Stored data
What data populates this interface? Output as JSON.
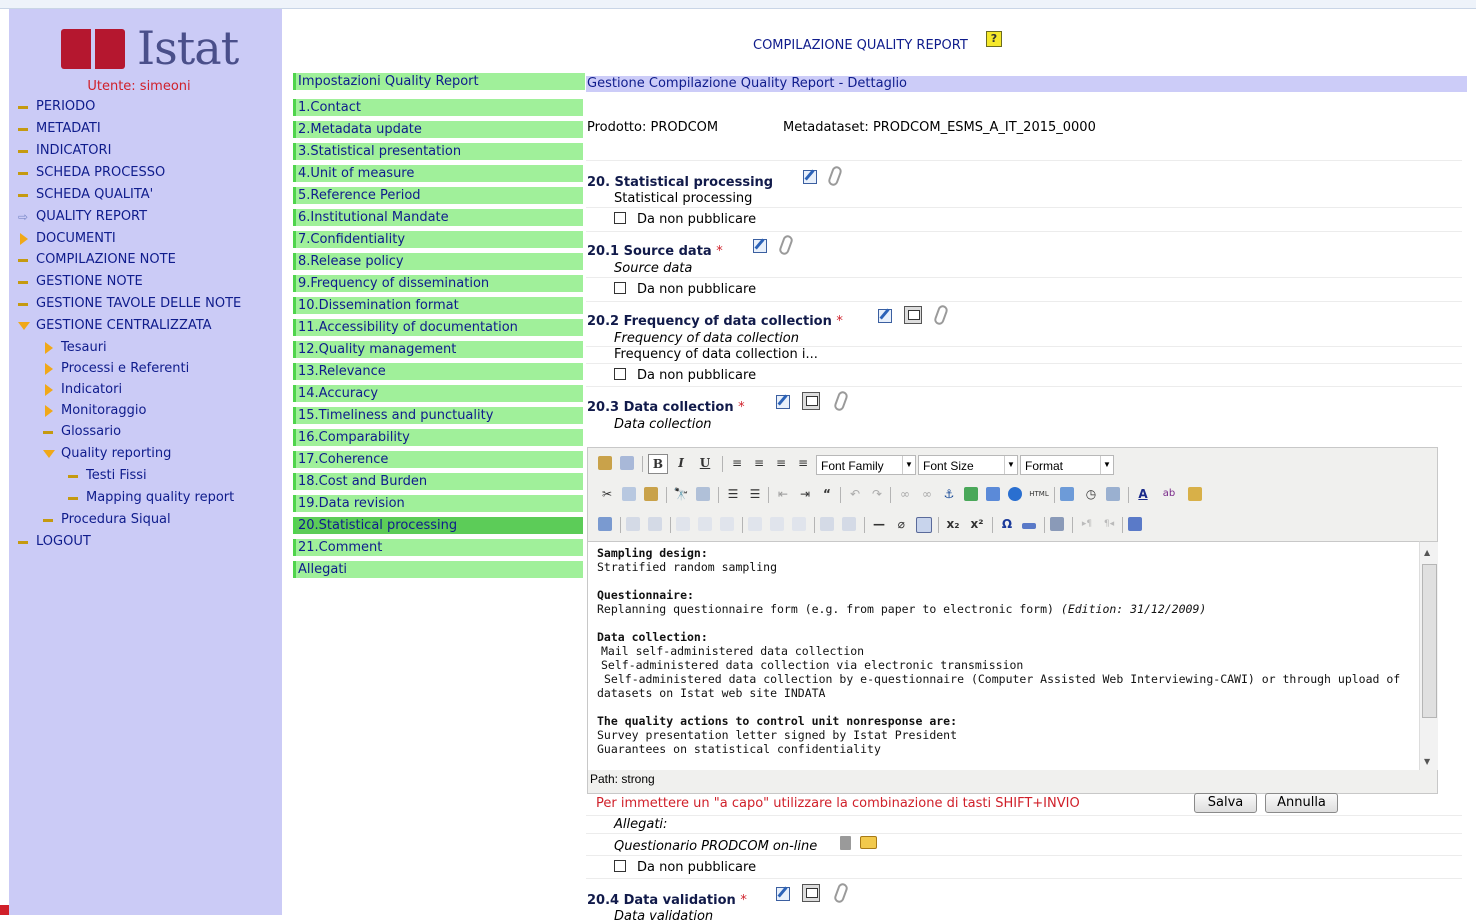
{
  "sidebar": {
    "logo_text": "Istat",
    "user_label": "Utente: simeoni",
    "menu": [
      {
        "label": "PERIODO",
        "icon": "dash-icon"
      },
      {
        "label": "METADATI",
        "icon": "dash-icon"
      },
      {
        "label": "INDICATORI",
        "icon": "dash-icon"
      },
      {
        "label": "SCHEDA PROCESSO",
        "icon": "dash-icon"
      },
      {
        "label": "SCHEDA QUALITA'",
        "icon": "dash-icon"
      },
      {
        "label": "QUALITY REPORT",
        "icon": "arrow-right-icon"
      },
      {
        "label": "DOCUMENTI",
        "icon": "expand-arrow-icon"
      },
      {
        "label": "COMPILAZIONE NOTE",
        "icon": "dash-icon"
      },
      {
        "label": "GESTIONE NOTE",
        "icon": "dash-icon"
      },
      {
        "label": "GESTIONE TAVOLE DELLE NOTE",
        "icon": "dash-icon"
      },
      {
        "label": "GESTIONE CENTRALIZZATA",
        "icon": "collapse-arrow-icon"
      },
      {
        "label": "Tesauri",
        "icon": "expand-arrow-icon"
      },
      {
        "label": "Processi e Referenti",
        "icon": "expand-arrow-icon"
      },
      {
        "label": "Indicatori",
        "icon": "expand-arrow-icon"
      },
      {
        "label": "Monitoraggio",
        "icon": "expand-arrow-icon"
      },
      {
        "label": "Glossario",
        "icon": "dash-icon"
      },
      {
        "label": "Quality reporting",
        "icon": "collapse-arrow-icon"
      },
      {
        "label": "Testi Fissi",
        "icon": "dash-icon"
      },
      {
        "label": "Mapping quality report",
        "icon": "dash-icon"
      },
      {
        "label": "Procedura Siqual",
        "icon": "dash-icon"
      },
      {
        "label": "LOGOUT",
        "icon": "dash-icon"
      }
    ]
  },
  "header": {
    "title": "COMPILAZIONE QUALITY REPORT",
    "help_icon": "?"
  },
  "nav": {
    "head": "Impostazioni Quality Report",
    "items": [
      "1.Contact",
      "2.Metadata update",
      "3.Statistical presentation",
      "4.Unit of measure",
      "5.Reference Period",
      "6.Institutional Mandate",
      "7.Confidentiality",
      "8.Release policy",
      "9.Frequency of dissemination",
      "10.Dissemination format",
      "11.Accessibility of documentation",
      "12.Quality management",
      "13.Relevance",
      "14.Accuracy",
      "15.Timeliness and punctuality",
      "16.Comparability",
      "17.Coherence",
      "18.Cost and Burden",
      "19.Data revision",
      "20.Statistical processing",
      "21.Comment",
      "Allegati"
    ],
    "active_index": 19
  },
  "detail": {
    "bar_title": "Gestione Compilazione Quality Report - Dettaglio",
    "product": "Prodotto: PRODCOM",
    "metadataset": "Metadataset:   PRODCOM_ESMS_A_IT_2015_0000"
  },
  "sections": {
    "s20": {
      "title": "20. Statistical processing",
      "sub": "Statistical processing",
      "unpublish": "Da non pubblicare"
    },
    "s201": {
      "title": "20.1 Source data",
      "sub": "Source data",
      "unpublish": "Da non pubblicare"
    },
    "s202": {
      "title": "20.2 Frequency of data collection",
      "sub1": "Frequency of data collection",
      "sub2": "Frequency of data collection i...",
      "unpublish": "Da non pubblicare"
    },
    "s203": {
      "title": "20.3 Data collection",
      "sub": "Data collection"
    },
    "s204": {
      "title": "20.4 Data validation",
      "sub": "Data validation"
    },
    "required_mark": "*"
  },
  "editor": {
    "font_family": "Font Family",
    "font_size": "Font Size",
    "format": "Format",
    "path": "Path: strong",
    "content": {
      "h1": "Sampling design:",
      "t1": "Stratified random sampling",
      "h2": "Questionnaire:",
      "t2": "Replanning questionnaire form (e.g. from paper to electronic form)",
      "t2_edition": "(Edition: 31/12/2009)",
      "h3": "Data collection:",
      "t3a": "Mail self-administered data collection",
      "t3b": "Self-administered data collection via electronic transmission",
      "t3c": "Self-administered data collection by e-questionnaire (Computer Assisted Web Interviewing-CAWI) or through upload of",
      "t3d": "datasets on Istat web site INDATA",
      "h4": "The quality actions to control unit nonresponse are:",
      "t4a": "Survey presentation letter signed by Istat President",
      "t4b": "Guarantees on statistical confidentiality"
    }
  },
  "footer": {
    "hint": "Per immettere un \"a capo\" utilizzare la combinazione di tasti SHIFT+INVIO",
    "save": "Salva",
    "cancel": "Annulla",
    "attachments_label": "Allegati:",
    "attachment_name": "Questionario PRODCOM on-line",
    "unpublish": "Da non pubblicare"
  },
  "colors": {
    "sidebar_bg": "#cbcbf6",
    "nav_bg": "#a0f09a",
    "nav_active": "#5ccc58",
    "link": "#0f1c8c",
    "required": "#d0202a"
  }
}
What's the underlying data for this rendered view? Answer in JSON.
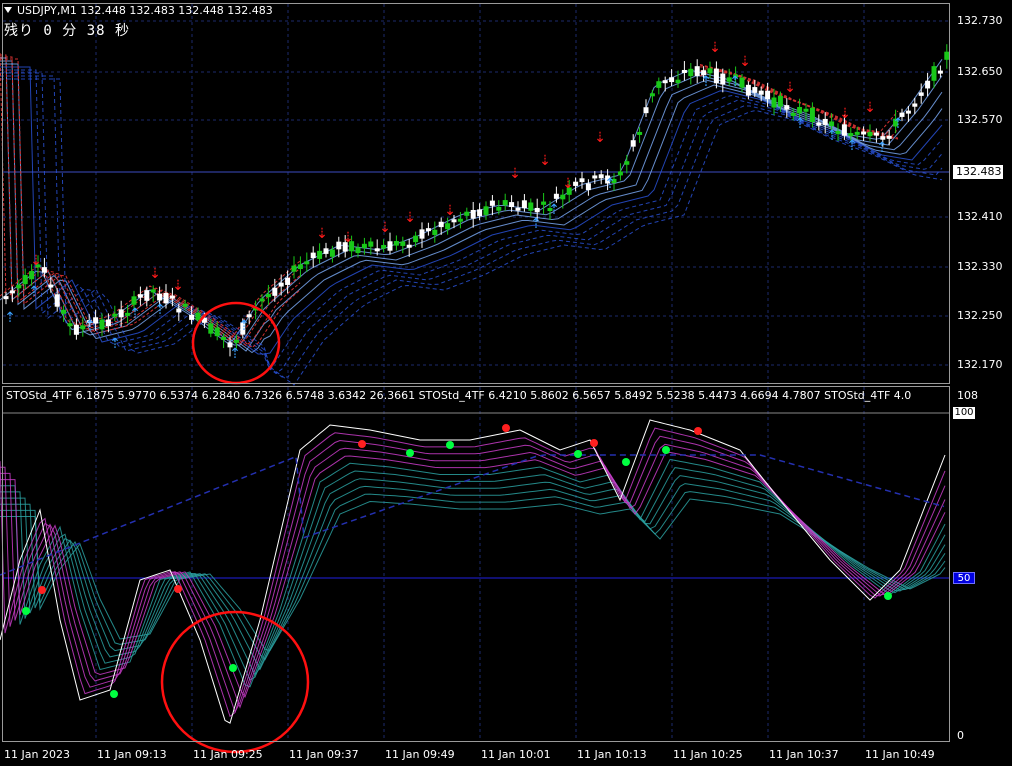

Task details> Would you return the data exactly as written, without the pictures?

Output for this task>
What data populates this interface? Output as JSON.
{
  "sidebar": {
    "logo_text": "Istat",
    "user_label": "Utente: simeoni",
    "menu": [
      {
        "label": "PERIODO",
        "icon": "dash-icon"
      },
      {
        "label": "METADATI",
        "icon": "dash-icon"
      },
      {
        "label": "INDICATORI",
        "icon": "dash-icon"
      },
      {
        "label": "SCHEDA PROCESSO",
        "icon": "dash-icon"
      },
      {
        "label": "SCHEDA QUALITA'",
        "icon": "dash-icon"
      },
      {
        "label": "QUALITY REPORT",
        "icon": "arrow-right-icon"
      },
      {
        "label": "DOCUMENTI",
        "icon": "expand-arrow-icon"
      },
      {
        "label": "COMPILAZIONE NOTE",
        "icon": "dash-icon"
      },
      {
        "label": "GESTIONE NOTE",
        "icon": "dash-icon"
      },
      {
        "label": "GESTIONE TAVOLE DELLE NOTE",
        "icon": "dash-icon"
      },
      {
        "label": "GESTIONE CENTRALIZZATA",
        "icon": "collapse-arrow-icon"
      },
      {
        "label": "Tesauri",
        "icon": "expand-arrow-icon"
      },
      {
        "label": "Processi e Referenti",
        "icon": "expand-arrow-icon"
      },
      {
        "label": "Indicatori",
        "icon": "expand-arrow-icon"
      },
      {
        "label": "Monitoraggio",
        "icon": "expand-arrow-icon"
      },
      {
        "label": "Glossario",
        "icon": "dash-icon"
      },
      {
        "label": "Quality reporting",
        "icon": "collapse-arrow-icon"
      },
      {
        "label": "Testi Fissi",
        "icon": "dash-icon"
      },
      {
        "label": "Mapping quality report",
        "icon": "dash-icon"
      },
      {
        "label": "Procedura Siqual",
        "icon": "dash-icon"
      },
      {
        "label": "LOGOUT",
        "icon": "dash-icon"
      }
    ]
  },
  "header": {
    "title": "COMPILAZIONE QUALITY REPORT",
    "help_icon": "?"
  },
  "nav": {
    "head": "Impostazioni Quality Report",
    "items": [
      "1.Contact",
      "2.Metadata update",
      "3.Statistical presentation",
      "4.Unit of measure",
      "5.Reference Period",
      "6.Institutional Mandate",
      "7.Confidentiality",
      "8.Release policy",
      "9.Frequency of dissemination",
      "10.Dissemination format",
      "11.Accessibility of documentation",
      "12.Quality management",
      "13.Relevance",
      "14.Accuracy",
      "15.Timeliness and punctuality",
      "16.Comparability",
      "17.Coherence",
      "18.Cost and Burden",
      "19.Data revision",
      "20.Statistical processing",
      "21.Comment",
      "Allegati"
    ],
    "active_index": 19
  },
  "detail": {
    "bar_title": "Gestione Compilazione Quality Report - Dettaglio",
    "product": "Prodotto: PRODCOM",
    "metadataset": "Metadataset:   PRODCOM_ESMS_A_IT_2015_0000"
  },
  "sections": {
    "s20": {
      "title": "20. Statistical processing",
      "sub": "Statistical processing",
      "unpublish": "Da non pubblicare"
    },
    "s201": {
      "title": "20.1 Source data",
      "sub": "Source data",
      "unpublish": "Da non pubblicare"
    },
    "s202": {
      "title": "20.2 Frequency of data collection",
      "sub1": "Frequency of data collection",
      "sub2": "Frequency of data collection i...",
      "unpublish": "Da non pubblicare"
    },
    "s203": {
      "title": "20.3 Data collection",
      "sub": "Data collection"
    },
    "s204": {
      "title": "20.4 Data validation",
      "sub": "Data validation"
    },
    "required_mark": "*"
  },
  "editor": {
    "font_family": "Font Family",
    "font_size": "Font Size",
    "format": "Format",
    "path": "Path: strong",
    "content": {
      "h1": "Sampling design:",
      "t1": "Stratified random sampling",
      "h2": "Questionnaire:",
      "t2": "Replanning questionnaire form (e.g. from paper to electronic form)",
      "t2_edition": "(Edition: 31/12/2009)",
      "h3": "Data collection:",
      "t3a": "Mail self-administered data collection",
      "t3b": "Self-administered data collection via electronic transmission",
      "t3c": "Self-administered data collection by e-questionnaire (Computer Assisted Web Interviewing-CAWI) or through upload of",
      "t3d": "datasets on Istat web site INDATA",
      "h4": "The quality actions to control unit nonresponse are:",
      "t4a": "Survey presentation letter signed by Istat President",
      "t4b": "Guarantees on statistical confidentiality"
    }
  },
  "footer": {
    "hint": "Per immettere un \"a capo\" utilizzare la combinazione di tasti SHIFT+INVIO",
    "save": "Salva",
    "cancel": "Annulla",
    "attachments_label": "Allegati:",
    "attachment_name": "Questionario PRODCOM on-line",
    "unpublish": "Da non pubblicare"
  },
  "colors": {
    "sidebar_bg": "#cbcbf6",
    "nav_bg": "#a0f09a",
    "nav_active": "#5ccc58",
    "link": "#0f1c8c",
    "required": "#d0202a"
  }
}
What's the underlying data for this rendered view? Answer in JSON.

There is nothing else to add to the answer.